Required task = Please set down all the lines beneath this one exactly, without the pictures.

Supplied material =
----

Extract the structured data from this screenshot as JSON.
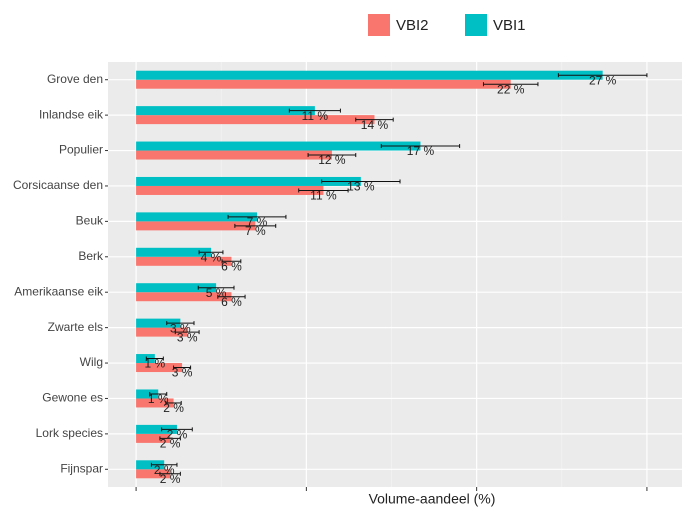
{
  "chart_data": {
    "type": "bar",
    "orientation": "horizontal",
    "x_label": "Volume-aandeel (%)",
    "categories": [
      "Grove den",
      "Inlandse eik",
      "Populier",
      "Corsicaanse den",
      "Beuk",
      "Berk",
      "Amerikaanse eik",
      "Zwarte els",
      "Wilg",
      "Gewone es",
      "Lork species",
      "Fijnspar"
    ],
    "series": [
      {
        "name": "VBI2",
        "color": "#F8766D",
        "values": [
          22.0,
          14.0,
          11.5,
          11.0,
          7.0,
          5.6,
          5.6,
          3.0,
          2.7,
          2.2,
          2.0,
          2.0
        ],
        "errors": [
          1.6,
          1.1,
          1.4,
          1.45,
          1.2,
          0.55,
          0.8,
          0.7,
          0.5,
          0.45,
          0.6,
          0.6
        ],
        "value_labels": [
          "22 %",
          "14 %",
          "12 %",
          "11 %",
          "7 %",
          "6 %",
          "6 %",
          "3 %",
          "3 %",
          "2 %",
          "2 %",
          "2 %"
        ]
      },
      {
        "name": "VBI1",
        "color": "#00BFC4",
        "values": [
          27.4,
          10.5,
          16.7,
          13.2,
          7.1,
          4.4,
          4.7,
          2.6,
          1.1,
          1.3,
          2.4,
          1.65
        ],
        "errors": [
          2.6,
          1.5,
          2.3,
          2.3,
          1.7,
          0.7,
          1.05,
          0.8,
          0.5,
          0.5,
          0.9,
          0.75
        ],
        "value_labels": [
          "27 %",
          "11 %",
          "17 %",
          "13 %",
          "7 %",
          "4 %",
          "5 %",
          "3 %",
          "1 %",
          "1 %",
          "2 %",
          "2 %"
        ]
      }
    ],
    "xlim": [
      -1.65,
      32.06
    ],
    "xticks": [
      0,
      10,
      20,
      30
    ],
    "grid": true,
    "legend": "top"
  }
}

----

Result of the task =
Extract the structured data from this screenshot as JSON.
{
  "chart_data": {
    "type": "bar",
    "orientation": "horizontal",
    "x_label": "Volume-aandeel (%)",
    "categories": [
      "Grove den",
      "Inlandse eik",
      "Populier",
      "Corsicaanse den",
      "Beuk",
      "Berk",
      "Amerikaanse eik",
      "Zwarte els",
      "Wilg",
      "Gewone es",
      "Lork species",
      "Fijnspar"
    ],
    "series": [
      {
        "name": "VBI2",
        "color": "#F8766D",
        "values": [
          22.0,
          14.0,
          11.5,
          11.0,
          7.0,
          5.6,
          5.6,
          3.0,
          2.7,
          2.2,
          2.0,
          2.0
        ],
        "errors": [
          1.6,
          1.1,
          1.4,
          1.45,
          1.2,
          0.55,
          0.8,
          0.7,
          0.5,
          0.45,
          0.6,
          0.6
        ],
        "value_labels": [
          "22 %",
          "14 %",
          "12 %",
          "11 %",
          "7 %",
          "6 %",
          "6 %",
          "3 %",
          "3 %",
          "2 %",
          "2 %",
          "2 %"
        ]
      },
      {
        "name": "VBI1",
        "color": "#00BFC4",
        "values": [
          27.4,
          10.5,
          16.7,
          13.2,
          7.1,
          4.4,
          4.7,
          2.6,
          1.1,
          1.3,
          2.4,
          1.65
        ],
        "errors": [
          2.6,
          1.5,
          2.3,
          2.3,
          1.7,
          0.7,
          1.05,
          0.8,
          0.5,
          0.5,
          0.9,
          0.75
        ],
        "value_labels": [
          "27 %",
          "11 %",
          "17 %",
          "13 %",
          "7 %",
          "4 %",
          "5 %",
          "3 %",
          "1 %",
          "1 %",
          "2 %",
          "2 %"
        ]
      }
    ],
    "xlim": [
      -1.65,
      32.06
    ],
    "xticks": [
      0,
      10,
      20,
      30
    ],
    "grid": true,
    "legend": "top"
  }
}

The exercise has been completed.